* START Records for the task *

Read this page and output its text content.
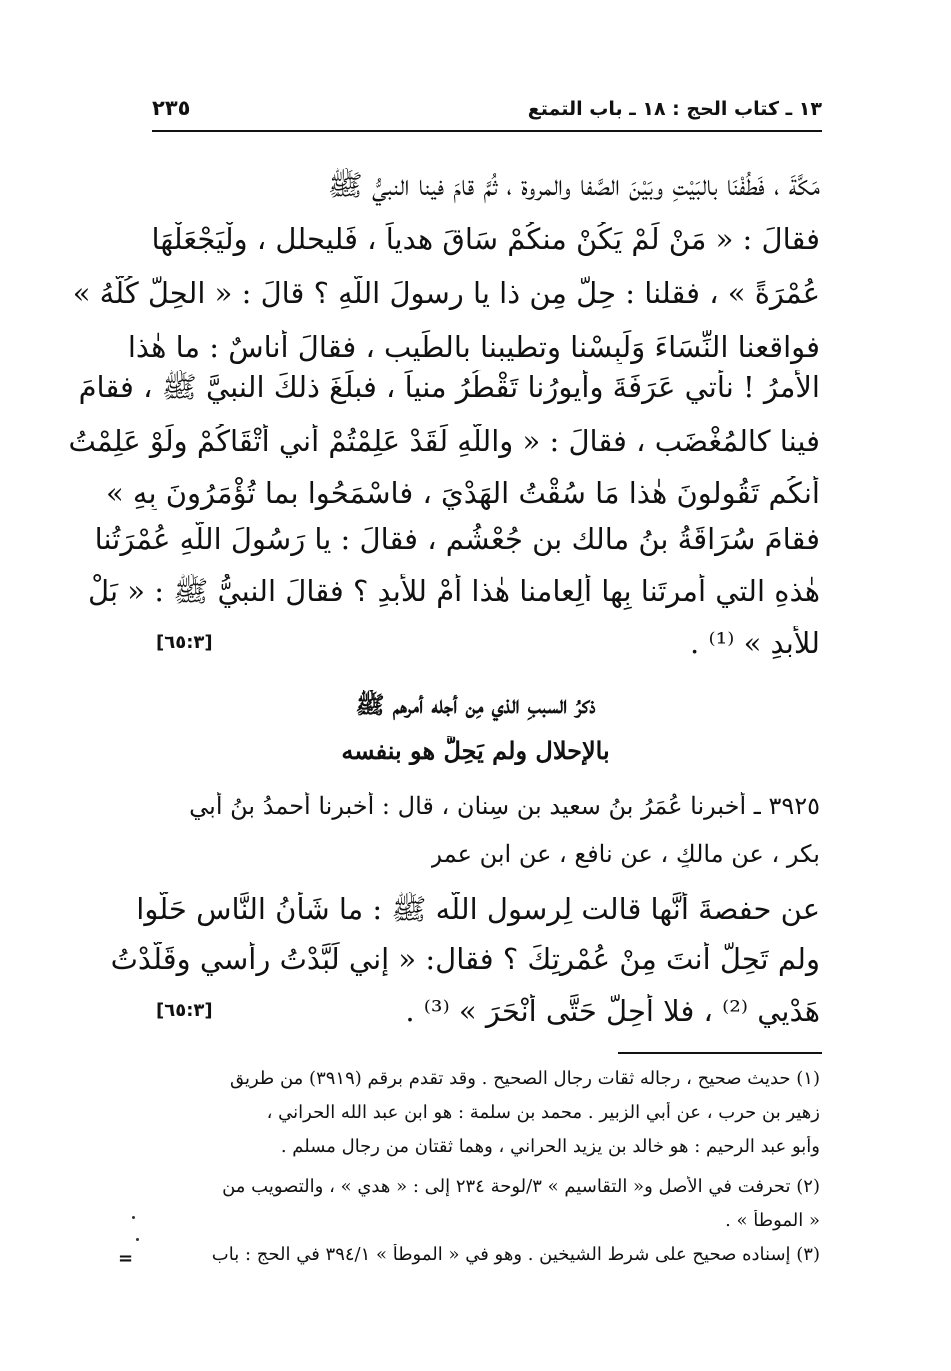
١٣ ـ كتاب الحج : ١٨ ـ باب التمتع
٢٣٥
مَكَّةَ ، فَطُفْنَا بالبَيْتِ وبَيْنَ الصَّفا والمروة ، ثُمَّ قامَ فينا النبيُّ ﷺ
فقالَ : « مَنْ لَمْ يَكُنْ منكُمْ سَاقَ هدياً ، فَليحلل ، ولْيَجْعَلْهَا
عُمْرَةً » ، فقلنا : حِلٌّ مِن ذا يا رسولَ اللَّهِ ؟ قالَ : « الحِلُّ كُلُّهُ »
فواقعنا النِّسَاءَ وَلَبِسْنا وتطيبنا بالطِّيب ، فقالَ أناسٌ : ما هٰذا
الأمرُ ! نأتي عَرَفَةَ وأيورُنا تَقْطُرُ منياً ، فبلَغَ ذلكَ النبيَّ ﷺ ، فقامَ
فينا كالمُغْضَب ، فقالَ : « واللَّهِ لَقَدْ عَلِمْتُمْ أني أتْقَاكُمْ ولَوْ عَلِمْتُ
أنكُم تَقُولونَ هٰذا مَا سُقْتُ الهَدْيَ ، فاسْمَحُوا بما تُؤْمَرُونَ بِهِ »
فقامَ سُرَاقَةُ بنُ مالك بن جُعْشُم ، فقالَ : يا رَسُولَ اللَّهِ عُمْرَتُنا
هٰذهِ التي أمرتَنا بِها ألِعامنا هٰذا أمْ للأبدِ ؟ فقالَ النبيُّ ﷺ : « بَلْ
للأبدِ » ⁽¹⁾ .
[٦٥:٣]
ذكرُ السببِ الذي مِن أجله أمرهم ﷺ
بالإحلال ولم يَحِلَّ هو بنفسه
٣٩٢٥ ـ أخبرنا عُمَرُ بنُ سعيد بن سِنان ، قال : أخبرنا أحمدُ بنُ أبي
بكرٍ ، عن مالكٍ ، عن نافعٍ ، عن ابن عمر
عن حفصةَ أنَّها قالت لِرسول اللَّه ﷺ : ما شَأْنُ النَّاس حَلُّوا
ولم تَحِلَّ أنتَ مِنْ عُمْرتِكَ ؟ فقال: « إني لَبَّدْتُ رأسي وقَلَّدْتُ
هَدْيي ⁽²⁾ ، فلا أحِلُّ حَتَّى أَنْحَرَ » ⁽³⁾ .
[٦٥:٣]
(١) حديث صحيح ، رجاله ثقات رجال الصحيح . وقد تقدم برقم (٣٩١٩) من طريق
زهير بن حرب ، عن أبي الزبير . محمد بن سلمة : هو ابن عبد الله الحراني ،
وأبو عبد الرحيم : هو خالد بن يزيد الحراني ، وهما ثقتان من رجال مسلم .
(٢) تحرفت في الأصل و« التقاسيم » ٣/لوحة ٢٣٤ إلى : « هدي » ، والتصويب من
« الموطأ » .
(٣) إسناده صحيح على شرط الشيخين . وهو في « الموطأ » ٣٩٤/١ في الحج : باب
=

* END Records for the task *

(Your instructions) In your copy, leave out the pictures and reproduce the material above exactly.

(Written response)
Read this page and output its text content.
١٣ ـ كتاب الحج : ١٨ ـ باب التمتع
٢٣٥
مَكَّةَ ، فَطُفْنَا بالبَيْتِ وبَيْنَ الصَّفا والمروة ، ثُمَّ قامَ فينا النبيُّ ﷺ
فقالَ : « مَنْ لَمْ يَكُنْ منكُمْ سَاقَ هدياً ، فَليحلل ، ولْيَجْعَلْهَا
عُمْرَةً » ، فقلنا : حِلٌّ مِن ذا يا رسولَ اللَّهِ ؟ قالَ : « الحِلُّ كُلُّهُ »
فواقعنا النِّسَاءَ وَلَبِسْنا وتطيبنا بالطِّيب ، فقالَ أناسٌ : ما هٰذا
الأمرُ ! نأتي عَرَفَةَ وأيورُنا تَقْطُرُ منياً ، فبلَغَ ذلكَ النبيَّ ﷺ ، فقامَ
فينا كالمُغْضَب ، فقالَ : « واللَّهِ لَقَدْ عَلِمْتُمْ أني أتْقَاكُمْ ولَوْ عَلِمْتُ
أنكُم تَقُولونَ هٰذا مَا سُقْتُ الهَدْيَ ، فاسْمَحُوا بما تُؤْمَرُونَ بِهِ »
فقامَ سُرَاقَةُ بنُ مالك بن جُعْشُم ، فقالَ : يا رَسُولَ اللَّهِ عُمْرَتُنا
هٰذهِ التي أمرتَنا بِها ألِعامنا هٰذا أمْ للأبدِ ؟ فقالَ النبيُّ ﷺ : « بَلْ
للأبدِ » ⁽¹⁾ .
[٦٥:٣]
ذكرُ السببِ الذي مِن أجله أمرهم ﷺ
بالإحلال ولم يَحِلَّ هو بنفسه
٣٩٢٥ ـ أخبرنا عُمَرُ بنُ سعيد بن سِنان ، قال : أخبرنا أحمدُ بنُ أبي
بكرٍ ، عن مالكٍ ، عن نافعٍ ، عن ابن عمر
عن حفصةَ أنَّها قالت لِرسول اللَّه ﷺ : ما شَأْنُ النَّاس حَلُّوا
ولم تَحِلَّ أنتَ مِنْ عُمْرتِكَ ؟ فقال: « إني لَبَّدْتُ رأسي وقَلَّدْتُ
هَدْيي ⁽²⁾ ، فلا أحِلُّ حَتَّى أَنْحَرَ » ⁽³⁾ .
[٦٥:٣]
(١) حديث صحيح ، رجاله ثقات رجال الصحيح . وقد تقدم برقم (٣٩١٩) من طريق
زهير بن حرب ، عن أبي الزبير . محمد بن سلمة : هو ابن عبد الله الحراني ،
وأبو عبد الرحيم : هو خالد بن يزيد الحراني ، وهما ثقتان من رجال مسلم .
(٢) تحرفت في الأصل و« التقاسيم » ٣/لوحة ٢٣٤ إلى : « هدي » ، والتصويب من
« الموطأ » .
(٣) إسناده صحيح على شرط الشيخين . وهو في « الموطأ » ٣٩٤/١ في الحج : باب
=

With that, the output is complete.